> **EXERCISE AIM**: Write out the whole listing again, exactly as given.
..............................
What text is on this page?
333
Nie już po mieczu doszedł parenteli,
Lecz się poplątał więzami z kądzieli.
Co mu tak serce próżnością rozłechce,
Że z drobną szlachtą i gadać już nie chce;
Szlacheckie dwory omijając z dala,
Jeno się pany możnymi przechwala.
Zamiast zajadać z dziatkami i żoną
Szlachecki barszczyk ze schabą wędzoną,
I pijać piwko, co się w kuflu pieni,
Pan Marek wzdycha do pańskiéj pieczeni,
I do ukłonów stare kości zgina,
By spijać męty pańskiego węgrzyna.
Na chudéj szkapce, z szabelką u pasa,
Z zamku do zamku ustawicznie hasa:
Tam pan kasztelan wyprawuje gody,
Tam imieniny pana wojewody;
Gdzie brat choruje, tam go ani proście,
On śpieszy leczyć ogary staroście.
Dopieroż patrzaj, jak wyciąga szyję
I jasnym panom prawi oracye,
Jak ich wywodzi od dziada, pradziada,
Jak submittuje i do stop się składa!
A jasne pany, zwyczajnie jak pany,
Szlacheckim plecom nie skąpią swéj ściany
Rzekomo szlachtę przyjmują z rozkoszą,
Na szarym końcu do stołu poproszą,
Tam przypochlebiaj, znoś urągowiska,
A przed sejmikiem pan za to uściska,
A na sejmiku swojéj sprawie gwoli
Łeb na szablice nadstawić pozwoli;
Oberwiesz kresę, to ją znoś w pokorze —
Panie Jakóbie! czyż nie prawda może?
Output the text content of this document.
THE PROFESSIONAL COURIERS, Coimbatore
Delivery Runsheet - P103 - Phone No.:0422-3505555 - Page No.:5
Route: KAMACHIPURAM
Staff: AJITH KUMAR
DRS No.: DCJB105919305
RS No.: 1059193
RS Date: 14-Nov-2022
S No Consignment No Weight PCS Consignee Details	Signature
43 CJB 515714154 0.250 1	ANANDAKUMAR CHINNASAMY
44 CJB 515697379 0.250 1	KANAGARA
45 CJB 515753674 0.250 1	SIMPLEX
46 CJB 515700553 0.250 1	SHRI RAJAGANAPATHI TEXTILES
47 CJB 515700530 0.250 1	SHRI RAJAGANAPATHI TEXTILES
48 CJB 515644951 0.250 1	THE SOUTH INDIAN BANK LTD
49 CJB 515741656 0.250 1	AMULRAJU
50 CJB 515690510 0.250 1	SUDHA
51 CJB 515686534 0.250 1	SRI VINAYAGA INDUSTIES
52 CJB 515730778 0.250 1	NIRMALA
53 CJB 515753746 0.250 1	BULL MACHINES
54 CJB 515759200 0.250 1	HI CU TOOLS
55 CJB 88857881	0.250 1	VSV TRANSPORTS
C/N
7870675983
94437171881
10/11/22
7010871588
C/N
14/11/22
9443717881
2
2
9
..............................
> **OUTPUT FOR THIS TASK**:
What text is on this page?
333
Nie już po mieczu doszedł parenteli,
Lecz się poplątał więzami z kądzieli.
Co mu tak serce próżnością rozłechce,
Że z drobną szlachtą i gadać już nie chce;
Szlacheckie dwory omijając z dala,
Jeno się pany możnymi przechwala.
Zamiast zajadać z dziatkami i żoną
Szlachecki barszczyk ze schabą wędzoną,
I pijać piwko, co się w kuflu pieni,
Pan Marek wzdycha do pańskiéj pieczeni,
I do ukłonów stare kości zgina,
By spijać męty pańskiego węgrzyna.
Na chudéj szkapce, z szabelką u pasa,
Z zamku do zamku ustawicznie hasa:
Tam pan kasztelan wyprawuje gody,
Tam imieniny pana wojewody;
Gdzie brat choruje, tam go ani proście,
On śpieszy leczyć ogary staroście.
Dopieroż patrzaj, jak wyciąga szyję
I jasnym panom prawi oracye,
Jak ich wywodzi od dziada, pradziada,
Jak submittuje i do stop się składa!
A jasne pany, zwyczajnie jak pany,
Szlacheckim plecom nie skąpią swéj ściany
Rzekomo szlachtę przyjmują z rozkoszą,
Na szarym końcu do stołu poproszą,
Tam przypochlebiaj, znoś urągowiska,
A przed sejmikiem pan za to uściska,
A na sejmiku swojéj sprawie gwoli
Łeb na szablice nadstawić pozwoli;
Oberwiesz kresę, to ją znoś w pokorze —
Panie Jakóbie! czyż nie prawda może?
Output the text content of this document.
THE PROFESSIONAL COURIERS, Coimbatore
Delivery Runsheet - P103 - Phone No.:0422-3505555 - Page No.:5
Route: KAMACHIPURAM
Staff: AJITH KUMAR
DRS No.: DCJB105919305
RS No.: 1059193
RS Date: 14-Nov-2022
S No Consignment No Weight PCS Consignee Details	Signature
43 CJB 515714154 0.250 1	ANANDAKUMAR CHINNASAMY
44 CJB 515697379 0.250 1	KANAGARA
45 CJB 515753674 0.250 1	SIMPLEX
46 CJB 515700553 0.250 1	SHRI RAJAGANAPATHI TEXTILES
47 CJB 515700530 0.250 1	SHRI RAJAGANAPATHI TEXTILES
48 CJB 515644951 0.250 1	THE SOUTH INDIAN BANK LTD
49 CJB 515741656 0.250 1	AMULRAJU
50 CJB 515690510 0.250 1	SUDHA
51 CJB 515686534 0.250 1	SRI VINAYAGA INDUSTIES
52 CJB 515730778 0.250 1	NIRMALA
53 CJB 515753746 0.250 1	BULL MACHINES
54 CJB 515759200 0.250 1	HI CU TOOLS
55 CJB 88857881	0.250 1	VSV TRANSPORTS
C/N
7870675983
94437171881
10/11/22
7010871588
C/N
14/11/22
9443717881
2
2
9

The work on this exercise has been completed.